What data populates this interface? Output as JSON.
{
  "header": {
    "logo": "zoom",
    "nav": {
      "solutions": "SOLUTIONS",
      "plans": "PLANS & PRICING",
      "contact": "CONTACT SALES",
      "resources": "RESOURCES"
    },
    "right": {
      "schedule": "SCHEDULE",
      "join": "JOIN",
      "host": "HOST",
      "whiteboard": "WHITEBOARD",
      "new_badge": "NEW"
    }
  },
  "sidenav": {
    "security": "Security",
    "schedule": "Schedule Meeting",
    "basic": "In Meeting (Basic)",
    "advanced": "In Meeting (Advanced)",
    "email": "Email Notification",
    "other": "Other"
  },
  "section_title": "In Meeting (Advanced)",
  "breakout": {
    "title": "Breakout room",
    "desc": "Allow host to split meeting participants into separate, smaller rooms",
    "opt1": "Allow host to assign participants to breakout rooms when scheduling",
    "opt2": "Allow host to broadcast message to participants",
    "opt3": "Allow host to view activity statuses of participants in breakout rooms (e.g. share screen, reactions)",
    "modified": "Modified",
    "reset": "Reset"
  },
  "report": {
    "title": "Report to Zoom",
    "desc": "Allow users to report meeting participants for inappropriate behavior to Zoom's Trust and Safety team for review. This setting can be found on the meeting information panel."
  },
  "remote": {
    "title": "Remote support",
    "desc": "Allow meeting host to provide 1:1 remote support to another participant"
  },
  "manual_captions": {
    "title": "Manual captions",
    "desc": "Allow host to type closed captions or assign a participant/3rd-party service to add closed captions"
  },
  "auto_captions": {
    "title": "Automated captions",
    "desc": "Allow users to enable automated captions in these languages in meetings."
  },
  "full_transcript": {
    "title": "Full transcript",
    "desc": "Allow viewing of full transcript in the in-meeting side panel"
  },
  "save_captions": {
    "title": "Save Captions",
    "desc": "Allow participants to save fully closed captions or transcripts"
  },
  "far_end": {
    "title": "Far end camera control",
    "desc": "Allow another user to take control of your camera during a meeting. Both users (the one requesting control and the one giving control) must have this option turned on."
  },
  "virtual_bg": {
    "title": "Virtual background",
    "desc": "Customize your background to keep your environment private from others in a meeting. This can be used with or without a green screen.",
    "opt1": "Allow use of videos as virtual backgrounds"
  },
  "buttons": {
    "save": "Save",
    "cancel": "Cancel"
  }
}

----------

* TASK REQUIREMENTS *
Write out every line of the listing that holds the word "assign".

* FULL ANSWER *
    "opt1": "Allow host to assign participants to breakout rooms when scheduling",
    "desc": "Allow host to type closed captions or assign a participant/3rd-party service to add closed captions"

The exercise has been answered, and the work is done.